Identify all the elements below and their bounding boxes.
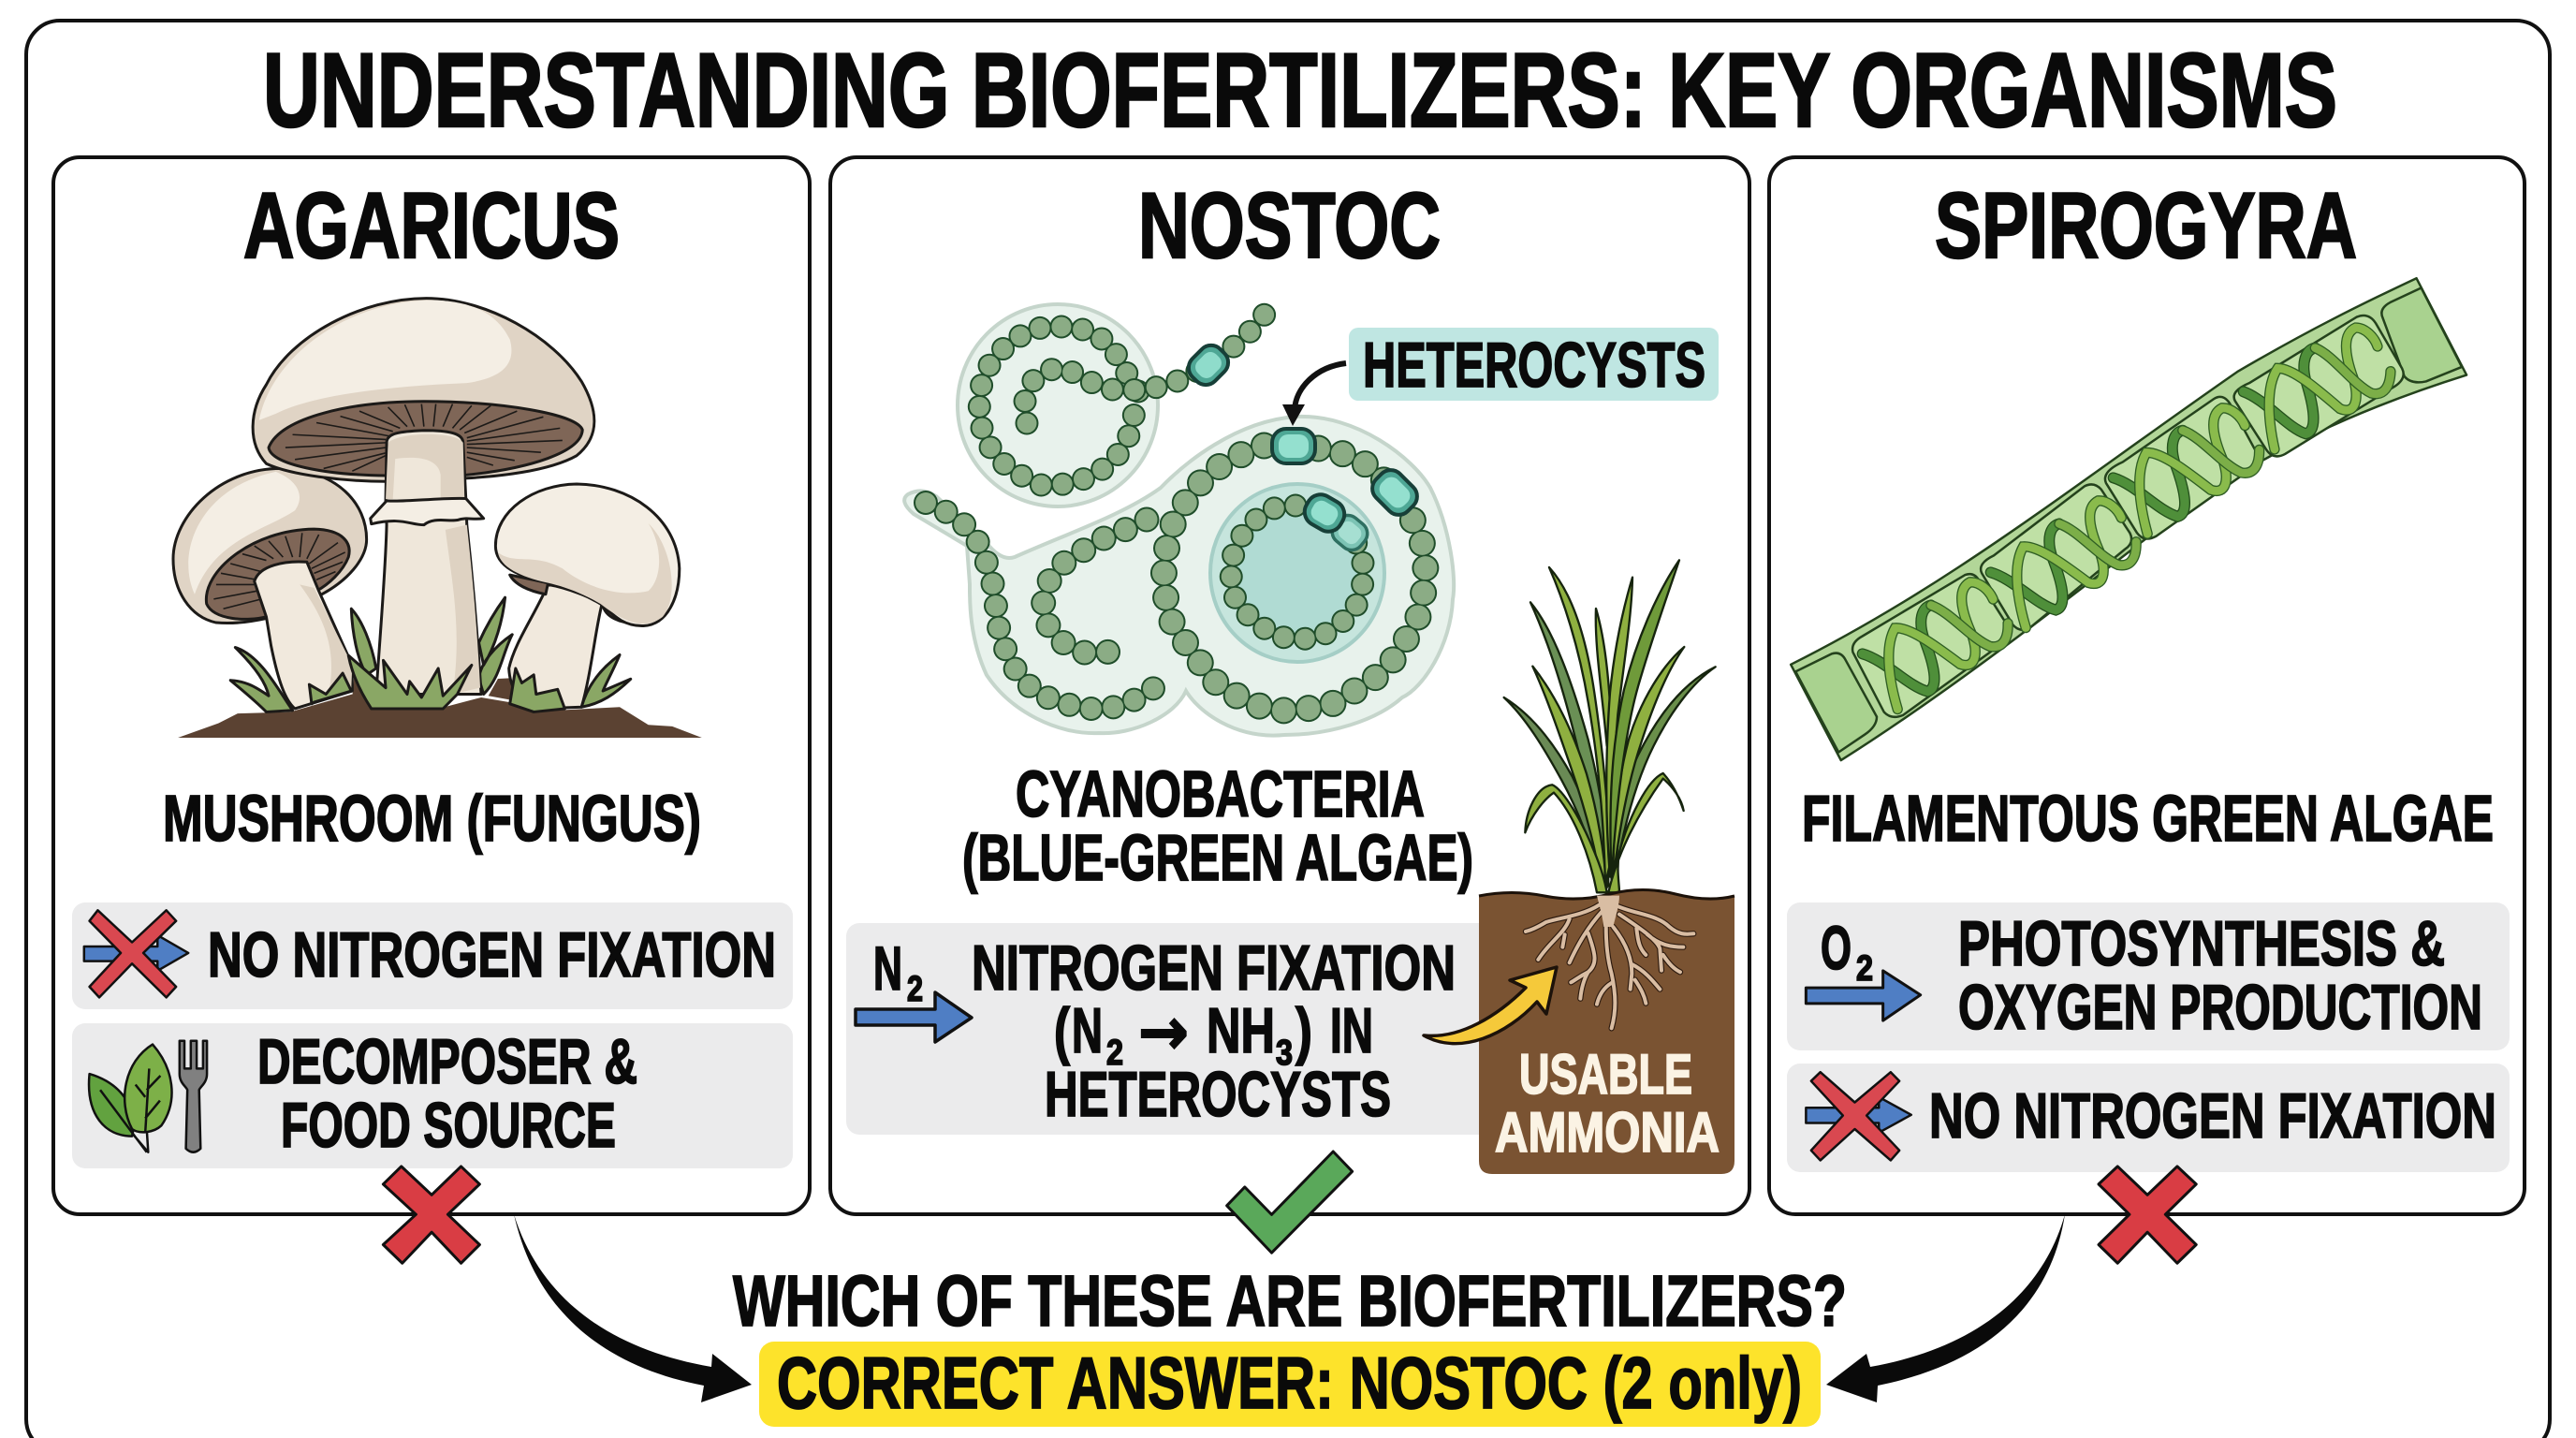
icon: blue arrow [1806, 971, 1921, 1020]
row text: NITROGEN FIXATION [972, 932, 1456, 1004]
question: WHICH OF THESE ARE BIOFERTILIZERS? [733, 1261, 1847, 1342]
row text: N [1072, 995, 1103, 1066]
illustration: soil block [1479, 889, 1734, 1174]
row text: IN [1330, 995, 1373, 1066]
panel: agaricus [53, 157, 810, 1263]
row: no nitrogen fixation [1787, 1064, 2510, 1172]
heterocyst cells [1183, 340, 1423, 555]
nostoc subtitle: CYANOBACTERIA [1016, 757, 1425, 830]
agaricus panel border [53, 157, 810, 1214]
spirogyra panel border [1769, 157, 2525, 1214]
spirogyra heading: SPIROGYRA [1935, 173, 2357, 277]
label: O2: O [1821, 913, 1852, 982]
row text: ) [1295, 995, 1312, 1066]
arrow: yellow ammonia arrow [1424, 967, 1557, 1044]
row text: ( [1054, 995, 1070, 1066]
nostoc subtitle: (BLUE-GREEN ALGAE) [962, 821, 1473, 894]
row text: HETEROCYSTS [1045, 1059, 1391, 1130]
agaricus subtitle: MUSHROOM (FUNGUS) [163, 782, 701, 855]
icon: red cross for agaricus [383, 1167, 479, 1263]
row text [1958, 908, 2482, 1043]
chloroplast spirals [1858, 328, 2391, 712]
row background [1787, 1064, 2510, 1172]
label: N2: 2 [907, 970, 923, 1009]
icon: green check for nostoc [1227, 1152, 1353, 1253]
illustration: plant leaves [1504, 560, 1716, 892]
panel: spirogyra [1769, 157, 2525, 1263]
row background [846, 923, 1492, 1135]
row: no nitrogen fixation [72, 902, 793, 1009]
row background [72, 1023, 793, 1168]
row text: → [1138, 993, 1189, 1070]
callout: heterocysts label: HETEROCYSTS [1363, 330, 1705, 401]
icon: crossed arrow [1806, 1072, 1911, 1160]
row text: NO NITROGEN FIXATION [208, 919, 776, 990]
icon: crossed arrow [84, 910, 188, 997]
row background [1787, 902, 2510, 1050]
row background [72, 902, 793, 1009]
icon: red cross for spirogyra [2099, 1167, 2196, 1263]
label: O2: 2 [1856, 949, 1873, 989]
label: N2: N [873, 933, 902, 1003]
arrow: label to heterocyst [1282, 363, 1346, 426]
cell chains [926, 311, 1426, 711]
illustration: spirogyra filament [1791, 278, 2466, 760]
nostoc subtitle [962, 757, 1473, 894]
illustration: nostoc colonies [904, 304, 1454, 736]
answer banner: CORRECT ANSWER: NOSTOC (2 only) [777, 1342, 1802, 1424]
soil label [1495, 1043, 1720, 1164]
illustration: mushrooms [173, 299, 702, 738]
soil label: USABLE [1519, 1043, 1692, 1106]
soil label: AMMONIA [1495, 1101, 1720, 1164]
row text: 2 [1106, 1034, 1123, 1073]
row text [257, 1026, 637, 1161]
arrow: right curved to answer [1826, 1214, 2065, 1402]
agaricus heading: AGARICUS [243, 173, 620, 277]
row text: NH [1207, 995, 1275, 1066]
icon: leaves and fork [89, 1041, 207, 1152]
nostoc heading: NOSTOC [1138, 173, 1441, 277]
row text: 3 [1276, 1034, 1293, 1073]
row: decomposer and food source [72, 1023, 793, 1168]
row text [972, 932, 1456, 1130]
row text: DECOMPOSER & [257, 1026, 637, 1097]
row: photosynthesis and oxygen [1787, 902, 2510, 1050]
row: nitrogen fixation [846, 923, 1492, 1135]
nostoc panel border [830, 157, 1749, 1214]
icon: blue arrow [856, 992, 972, 1042]
arrow: left curved to answer [514, 1214, 752, 1402]
panel: nostoc [830, 157, 1749, 1253]
row text: FOOD SOURCE [281, 1090, 616, 1161]
plant roots [1526, 896, 1693, 1028]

━━━━

A verbatim copy of the data, free of pictures, is the expected answer.

SOLUTION FOR THIS EXERCISE
Identify all the elements below and their bounding boxes.
icon: blue arrow [1806, 971, 1921, 1020]
row text: NITROGEN FIXATION [972, 932, 1456, 1004]
question: WHICH OF THESE ARE BIOFERTILIZERS? [733, 1261, 1847, 1342]
row text: N [1072, 995, 1103, 1066]
illustration: soil block [1479, 889, 1734, 1174]
row text: IN [1330, 995, 1373, 1066]
panel: agaricus [53, 157, 810, 1263]
row: no nitrogen fixation [1787, 1064, 2510, 1172]
heterocyst cells [1183, 340, 1423, 555]
nostoc subtitle: CYANOBACTERIA [1016, 757, 1425, 830]
agaricus panel border [53, 157, 810, 1214]
spirogyra panel border [1769, 157, 2525, 1214]
spirogyra heading: SPIROGYRA [1935, 173, 2357, 277]
label: O2: O [1821, 913, 1852, 982]
row text: ) [1295, 995, 1312, 1066]
arrow: yellow ammonia arrow [1424, 967, 1557, 1044]
row text: ( [1054, 995, 1070, 1066]
nostoc subtitle: (BLUE-GREEN ALGAE) [962, 821, 1473, 894]
row text: HETEROCYSTS [1045, 1059, 1391, 1130]
agaricus subtitle: MUSHROOM (FUNGUS) [163, 782, 701, 855]
icon: red cross for agaricus [383, 1167, 479, 1263]
row text [1958, 908, 2482, 1043]
chloroplast spirals [1858, 328, 2391, 712]
row background [1787, 1064, 2510, 1172]
label: N2: 2 [907, 970, 923, 1009]
icon: green check for nostoc [1227, 1152, 1353, 1253]
illustration: plant leaves [1504, 560, 1716, 892]
panel: spirogyra [1769, 157, 2525, 1263]
row background [846, 923, 1492, 1135]
row: no nitrogen fixation [72, 902, 793, 1009]
row background [72, 1023, 793, 1168]
row text: → [1138, 993, 1189, 1070]
callout: heterocysts label: HETEROCYSTS [1363, 330, 1705, 401]
icon: crossed arrow [1806, 1072, 1911, 1160]
row text: NO NITROGEN FIXATION [208, 919, 776, 990]
icon: crossed arrow [84, 910, 188, 997]
row background [1787, 902, 2510, 1050]
row background [72, 902, 793, 1009]
icon: red cross for spirogyra [2099, 1167, 2196, 1263]
label: O2: 2 [1856, 949, 1873, 989]
label: N2: N [873, 933, 902, 1003]
arrow: label to heterocyst [1282, 363, 1346, 426]
cell chains [926, 311, 1426, 711]
illustration: spirogyra filament [1791, 278, 2466, 760]
nostoc subtitle [962, 757, 1473, 894]
illustration: nostoc colonies [904, 304, 1454, 736]
answer banner: CORRECT ANSWER: NOSTOC (2 only) [777, 1342, 1802, 1424]
soil label [1495, 1043, 1720, 1164]
illustration: mushrooms [173, 299, 702, 738]
soil label: USABLE [1519, 1043, 1692, 1106]
soil label: AMMONIA [1495, 1101, 1720, 1164]
row text: 2 [1106, 1034, 1123, 1073]
row text [257, 1026, 637, 1161]
arrow: right curved to answer [1826, 1214, 2065, 1402]
agaricus heading: AGARICUS [243, 173, 620, 277]
row text: NH [1207, 995, 1275, 1066]
icon: leaves and fork [89, 1041, 207, 1152]
nostoc heading: NOSTOC [1138, 173, 1441, 277]
row text: 3 [1276, 1034, 1293, 1073]
row: decomposer and food source [72, 1023, 793, 1168]
row text [972, 932, 1456, 1130]
row text: DECOMPOSER & [257, 1026, 637, 1097]
row: photosynthesis and oxygen [1787, 902, 2510, 1050]
row: nitrogen fixation [846, 923, 1492, 1135]
nostoc panel border [830, 157, 1749, 1214]
icon: blue arrow [856, 992, 972, 1042]
arrow: left curved to answer [514, 1214, 752, 1402]
panel: nostoc [830, 157, 1749, 1253]
row text: FOOD SOURCE [281, 1090, 616, 1161]
plant roots [1526, 896, 1693, 1028]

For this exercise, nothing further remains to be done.